What to do: Quote the material from the line containing "savings-callout [401,256,541,335]" through the line containing "total-label: Total Project", and give only those lines.

Data rows:
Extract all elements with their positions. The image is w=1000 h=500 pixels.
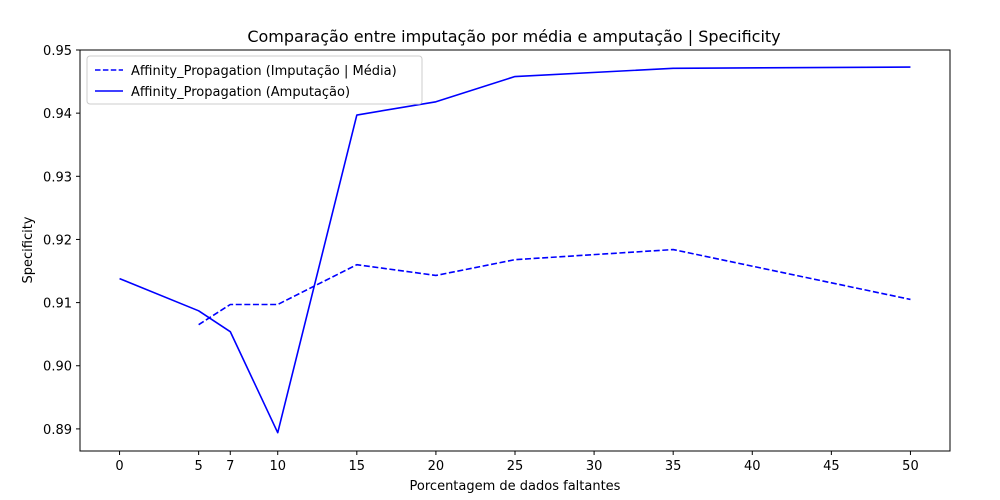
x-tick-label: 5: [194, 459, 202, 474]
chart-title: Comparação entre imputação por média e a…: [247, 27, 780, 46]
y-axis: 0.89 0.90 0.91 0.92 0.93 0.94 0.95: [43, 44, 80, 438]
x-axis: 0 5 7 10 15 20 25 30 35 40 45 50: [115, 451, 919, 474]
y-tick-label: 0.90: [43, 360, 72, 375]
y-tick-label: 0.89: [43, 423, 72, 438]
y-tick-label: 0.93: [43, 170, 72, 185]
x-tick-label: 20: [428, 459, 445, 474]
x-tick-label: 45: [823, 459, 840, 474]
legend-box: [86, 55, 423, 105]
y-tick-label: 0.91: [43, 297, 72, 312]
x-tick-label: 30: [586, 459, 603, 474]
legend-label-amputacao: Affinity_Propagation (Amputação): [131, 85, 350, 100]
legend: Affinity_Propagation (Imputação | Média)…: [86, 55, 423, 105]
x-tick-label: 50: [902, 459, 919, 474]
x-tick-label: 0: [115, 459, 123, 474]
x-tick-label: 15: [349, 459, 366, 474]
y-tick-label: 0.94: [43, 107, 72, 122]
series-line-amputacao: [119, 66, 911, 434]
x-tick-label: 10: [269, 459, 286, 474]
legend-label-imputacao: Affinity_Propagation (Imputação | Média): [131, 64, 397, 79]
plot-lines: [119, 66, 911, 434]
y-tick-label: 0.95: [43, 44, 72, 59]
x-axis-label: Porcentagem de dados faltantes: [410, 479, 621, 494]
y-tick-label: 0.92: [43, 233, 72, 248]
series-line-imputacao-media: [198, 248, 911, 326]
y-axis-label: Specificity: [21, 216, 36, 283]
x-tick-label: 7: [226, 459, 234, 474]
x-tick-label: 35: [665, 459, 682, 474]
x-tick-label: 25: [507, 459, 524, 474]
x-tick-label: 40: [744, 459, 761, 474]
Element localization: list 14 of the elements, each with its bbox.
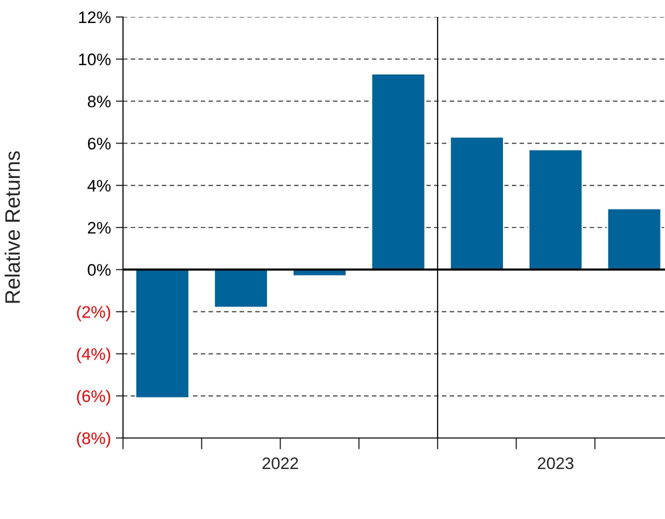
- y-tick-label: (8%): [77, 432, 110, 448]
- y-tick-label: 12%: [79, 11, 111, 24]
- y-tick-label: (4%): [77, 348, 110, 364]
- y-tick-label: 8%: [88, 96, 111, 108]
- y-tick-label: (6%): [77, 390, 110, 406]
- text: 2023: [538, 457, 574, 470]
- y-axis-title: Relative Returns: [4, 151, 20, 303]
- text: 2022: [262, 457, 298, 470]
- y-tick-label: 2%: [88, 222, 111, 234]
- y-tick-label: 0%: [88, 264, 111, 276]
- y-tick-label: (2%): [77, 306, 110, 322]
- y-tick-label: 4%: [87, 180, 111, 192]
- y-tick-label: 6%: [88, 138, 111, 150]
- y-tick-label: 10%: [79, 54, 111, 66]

---

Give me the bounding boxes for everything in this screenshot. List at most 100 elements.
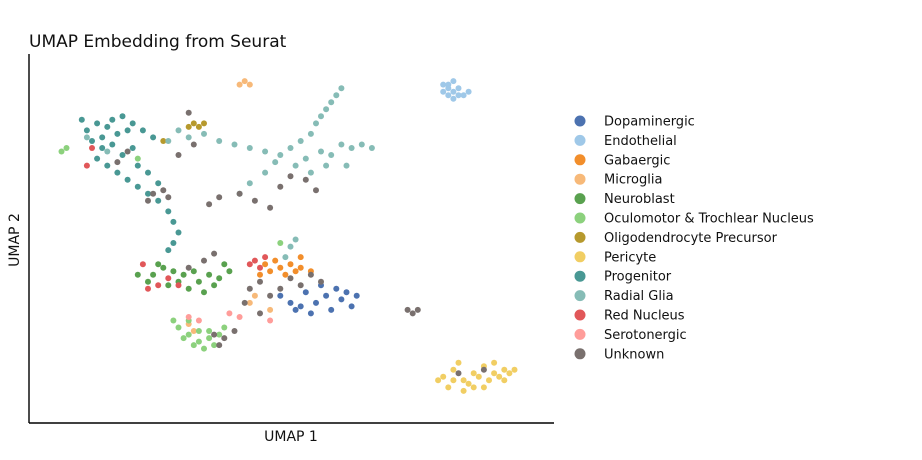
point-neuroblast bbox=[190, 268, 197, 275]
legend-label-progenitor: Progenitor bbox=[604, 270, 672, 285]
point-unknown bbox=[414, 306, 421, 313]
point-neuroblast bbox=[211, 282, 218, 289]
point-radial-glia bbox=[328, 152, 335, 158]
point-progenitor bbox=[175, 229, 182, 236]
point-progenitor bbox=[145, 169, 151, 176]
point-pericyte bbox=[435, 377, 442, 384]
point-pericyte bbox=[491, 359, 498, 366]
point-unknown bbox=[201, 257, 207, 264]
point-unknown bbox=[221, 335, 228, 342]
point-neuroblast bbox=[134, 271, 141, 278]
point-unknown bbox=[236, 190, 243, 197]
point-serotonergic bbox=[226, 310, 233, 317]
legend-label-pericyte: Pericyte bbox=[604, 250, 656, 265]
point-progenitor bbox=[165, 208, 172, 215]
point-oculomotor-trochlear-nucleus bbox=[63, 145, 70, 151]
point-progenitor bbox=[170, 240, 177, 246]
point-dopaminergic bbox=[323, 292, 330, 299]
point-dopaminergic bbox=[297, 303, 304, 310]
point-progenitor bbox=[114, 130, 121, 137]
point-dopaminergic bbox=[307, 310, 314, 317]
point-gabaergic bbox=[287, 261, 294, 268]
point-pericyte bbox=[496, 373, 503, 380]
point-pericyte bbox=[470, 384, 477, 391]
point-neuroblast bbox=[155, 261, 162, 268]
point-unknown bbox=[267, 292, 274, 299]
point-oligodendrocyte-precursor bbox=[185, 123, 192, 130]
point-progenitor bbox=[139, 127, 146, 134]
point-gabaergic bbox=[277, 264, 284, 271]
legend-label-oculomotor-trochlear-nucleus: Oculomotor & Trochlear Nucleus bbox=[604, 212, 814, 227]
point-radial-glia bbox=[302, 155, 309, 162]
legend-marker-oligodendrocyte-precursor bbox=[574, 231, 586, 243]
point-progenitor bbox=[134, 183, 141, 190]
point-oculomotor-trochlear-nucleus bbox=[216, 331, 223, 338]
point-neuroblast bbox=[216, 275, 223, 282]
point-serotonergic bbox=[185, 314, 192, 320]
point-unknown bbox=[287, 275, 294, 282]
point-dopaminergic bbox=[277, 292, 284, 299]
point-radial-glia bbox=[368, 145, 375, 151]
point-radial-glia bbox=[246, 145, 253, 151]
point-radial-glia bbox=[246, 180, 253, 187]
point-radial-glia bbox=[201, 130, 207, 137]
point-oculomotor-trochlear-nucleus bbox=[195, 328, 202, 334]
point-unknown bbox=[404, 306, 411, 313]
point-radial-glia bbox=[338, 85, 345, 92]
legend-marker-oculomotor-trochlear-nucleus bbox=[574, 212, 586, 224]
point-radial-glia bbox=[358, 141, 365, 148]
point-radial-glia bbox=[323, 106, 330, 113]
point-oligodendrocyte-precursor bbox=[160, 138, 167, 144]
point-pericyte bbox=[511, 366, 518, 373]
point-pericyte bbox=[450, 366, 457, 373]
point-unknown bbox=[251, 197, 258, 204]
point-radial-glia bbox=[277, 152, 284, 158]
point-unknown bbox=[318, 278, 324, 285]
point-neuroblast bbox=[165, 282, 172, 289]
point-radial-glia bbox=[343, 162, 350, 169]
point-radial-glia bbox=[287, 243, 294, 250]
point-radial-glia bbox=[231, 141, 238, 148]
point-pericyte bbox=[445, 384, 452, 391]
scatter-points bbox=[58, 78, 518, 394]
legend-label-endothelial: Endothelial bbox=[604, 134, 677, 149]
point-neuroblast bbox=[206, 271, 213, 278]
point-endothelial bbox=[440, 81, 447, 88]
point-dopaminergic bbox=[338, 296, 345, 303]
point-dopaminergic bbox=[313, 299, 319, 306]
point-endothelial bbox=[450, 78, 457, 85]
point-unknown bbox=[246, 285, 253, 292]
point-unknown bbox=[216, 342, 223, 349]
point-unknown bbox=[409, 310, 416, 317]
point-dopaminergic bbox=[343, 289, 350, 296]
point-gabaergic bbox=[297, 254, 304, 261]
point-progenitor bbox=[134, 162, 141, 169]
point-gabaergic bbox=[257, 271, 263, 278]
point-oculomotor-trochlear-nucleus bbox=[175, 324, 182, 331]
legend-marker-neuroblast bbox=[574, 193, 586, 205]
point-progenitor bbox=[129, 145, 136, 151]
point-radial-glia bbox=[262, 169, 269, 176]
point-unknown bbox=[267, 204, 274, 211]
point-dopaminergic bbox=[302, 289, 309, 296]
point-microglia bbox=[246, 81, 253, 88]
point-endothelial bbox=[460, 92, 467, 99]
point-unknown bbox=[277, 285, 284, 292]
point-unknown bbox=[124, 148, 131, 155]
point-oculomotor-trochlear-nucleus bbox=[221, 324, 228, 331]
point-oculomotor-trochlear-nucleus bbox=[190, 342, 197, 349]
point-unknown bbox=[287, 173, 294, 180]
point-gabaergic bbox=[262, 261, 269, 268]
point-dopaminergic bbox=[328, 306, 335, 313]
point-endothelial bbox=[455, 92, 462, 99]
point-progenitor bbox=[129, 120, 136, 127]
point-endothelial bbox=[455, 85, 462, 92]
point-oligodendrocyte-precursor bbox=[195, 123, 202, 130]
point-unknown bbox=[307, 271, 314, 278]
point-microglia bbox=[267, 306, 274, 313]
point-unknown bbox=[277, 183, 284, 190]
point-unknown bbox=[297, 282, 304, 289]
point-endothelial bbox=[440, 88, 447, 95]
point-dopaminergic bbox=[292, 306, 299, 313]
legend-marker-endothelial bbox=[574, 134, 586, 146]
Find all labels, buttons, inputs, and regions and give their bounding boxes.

* * *

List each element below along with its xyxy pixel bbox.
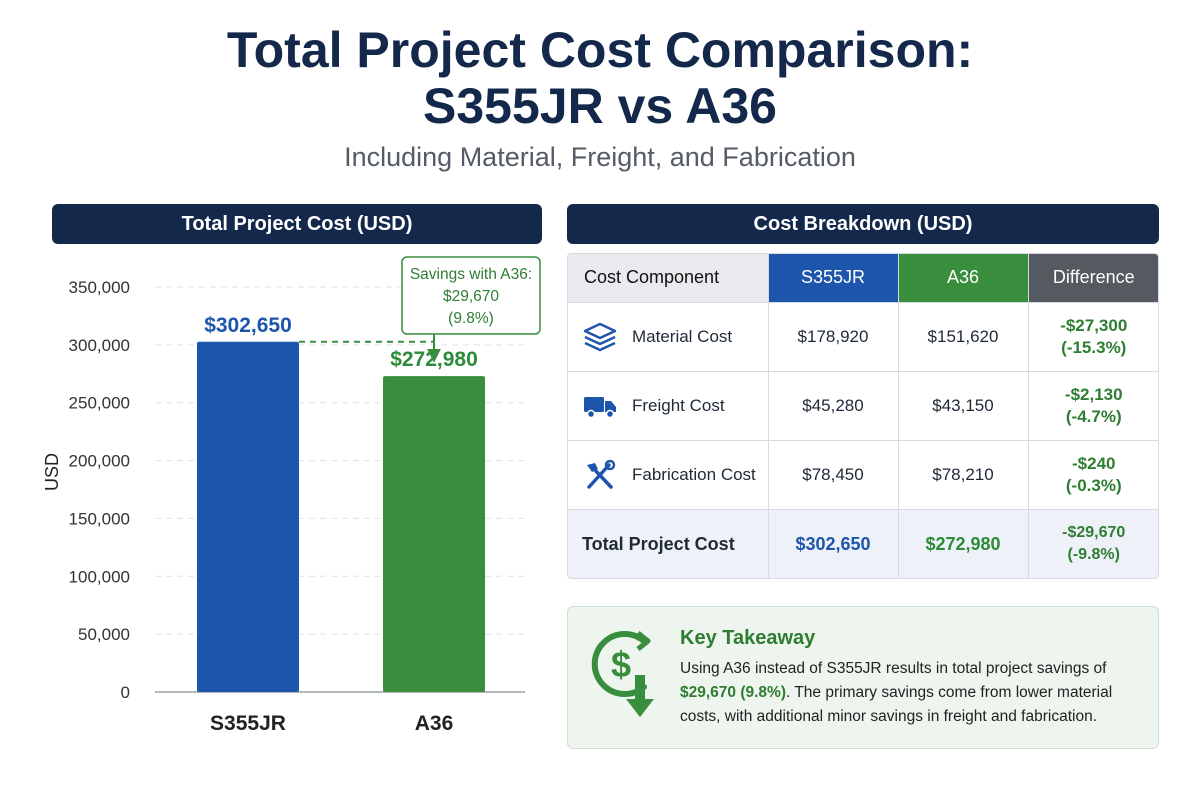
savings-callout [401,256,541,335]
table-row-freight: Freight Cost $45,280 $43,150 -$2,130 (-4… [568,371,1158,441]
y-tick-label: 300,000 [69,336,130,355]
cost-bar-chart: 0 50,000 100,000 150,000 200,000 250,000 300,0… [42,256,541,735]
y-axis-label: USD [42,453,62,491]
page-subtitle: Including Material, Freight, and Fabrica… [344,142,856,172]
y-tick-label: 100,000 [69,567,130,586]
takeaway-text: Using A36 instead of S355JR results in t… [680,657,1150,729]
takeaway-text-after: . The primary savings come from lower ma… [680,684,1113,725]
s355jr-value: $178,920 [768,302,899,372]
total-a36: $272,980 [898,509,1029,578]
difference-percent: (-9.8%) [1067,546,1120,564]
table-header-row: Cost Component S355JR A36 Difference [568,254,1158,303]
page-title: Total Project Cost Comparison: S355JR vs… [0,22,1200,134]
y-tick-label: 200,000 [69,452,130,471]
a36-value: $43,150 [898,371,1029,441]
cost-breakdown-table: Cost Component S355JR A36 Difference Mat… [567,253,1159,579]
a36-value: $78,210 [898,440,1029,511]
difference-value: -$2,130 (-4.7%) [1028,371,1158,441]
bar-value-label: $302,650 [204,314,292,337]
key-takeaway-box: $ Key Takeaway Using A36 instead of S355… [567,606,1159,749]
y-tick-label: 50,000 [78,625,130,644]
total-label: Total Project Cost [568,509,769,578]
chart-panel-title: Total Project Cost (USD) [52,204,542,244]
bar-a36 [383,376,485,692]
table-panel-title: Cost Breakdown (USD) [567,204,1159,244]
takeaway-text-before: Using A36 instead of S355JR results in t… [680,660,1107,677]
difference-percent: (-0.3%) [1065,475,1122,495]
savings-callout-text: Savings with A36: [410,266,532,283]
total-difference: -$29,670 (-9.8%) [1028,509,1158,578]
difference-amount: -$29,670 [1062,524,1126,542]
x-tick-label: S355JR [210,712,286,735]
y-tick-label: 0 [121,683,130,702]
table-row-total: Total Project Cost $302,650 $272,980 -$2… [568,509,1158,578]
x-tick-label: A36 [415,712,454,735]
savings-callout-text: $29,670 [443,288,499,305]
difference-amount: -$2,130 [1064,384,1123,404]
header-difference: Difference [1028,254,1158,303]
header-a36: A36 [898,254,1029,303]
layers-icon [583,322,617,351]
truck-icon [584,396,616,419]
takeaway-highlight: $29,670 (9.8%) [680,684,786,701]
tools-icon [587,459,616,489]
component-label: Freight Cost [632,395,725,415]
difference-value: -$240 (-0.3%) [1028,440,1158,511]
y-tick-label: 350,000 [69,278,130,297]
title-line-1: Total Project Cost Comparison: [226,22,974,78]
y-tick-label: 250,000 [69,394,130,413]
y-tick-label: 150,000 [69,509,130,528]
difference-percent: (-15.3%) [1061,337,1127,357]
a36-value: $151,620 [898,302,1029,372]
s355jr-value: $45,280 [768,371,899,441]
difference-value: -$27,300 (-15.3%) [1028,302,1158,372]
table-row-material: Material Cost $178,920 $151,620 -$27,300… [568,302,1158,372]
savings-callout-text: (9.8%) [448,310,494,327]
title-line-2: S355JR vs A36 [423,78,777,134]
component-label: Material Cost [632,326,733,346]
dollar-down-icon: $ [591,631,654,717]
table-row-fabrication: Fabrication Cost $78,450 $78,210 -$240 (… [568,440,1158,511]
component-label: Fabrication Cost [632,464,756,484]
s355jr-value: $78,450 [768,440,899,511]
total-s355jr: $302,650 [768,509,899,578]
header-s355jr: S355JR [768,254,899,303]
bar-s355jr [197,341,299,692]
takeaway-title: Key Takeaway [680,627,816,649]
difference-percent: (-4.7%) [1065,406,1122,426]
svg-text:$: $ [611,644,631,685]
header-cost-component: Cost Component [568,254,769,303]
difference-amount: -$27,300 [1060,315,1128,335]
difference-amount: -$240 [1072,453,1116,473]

Finished exercise:
savings-callout [401,256,541,335]
table-row-freight: Freight Cost $45,280 $43,150 -$2,130 (-4… [568,371,1158,441]
y-tick-label: 300,000 [69,336,130,355]
cost-bar-chart: 0 50,000 100,000 150,000 200,000 250,000 300,0… [42,256,541,735]
y-axis-label: USD [42,453,62,491]
page-subtitle: Including Material, Freight, and Fabrica… [344,142,856,172]
y-tick-label: 100,000 [69,567,130,586]
takeaway-text: Using A36 instead of S355JR results in t… [680,657,1150,729]
takeaway-text-after: . The primary savings come from lower ma… [680,684,1113,725]
s355jr-value: $178,920 [768,302,899,372]
total-a36: $272,980 [898,509,1029,578]
difference-percent: (-9.8%) [1067,546,1120,564]
table-header-row: Cost Component S355JR A36 Difference [568,254,1158,303]
page-title: Total Project Cost Comparison: S355JR vs… [0,22,1200,134]
y-tick-label: 200,000 [69,452,130,471]
a36-value: $43,150 [898,371,1029,441]
cost-breakdown-table: Cost Component S355JR A36 Difference Mat… [567,253,1159,579]
a36-value: $78,210 [898,440,1029,511]
difference-value: -$2,130 (-4.7%) [1028,371,1158,441]
bar-value-label: $302,650 [204,314,292,337]
key-takeaway-box: $ Key Takeaway Using A36 instead of S355… [567,606,1159,749]
y-tick-label: 50,000 [78,625,130,644]
total-label: Total Project Cost [568,509,769,578]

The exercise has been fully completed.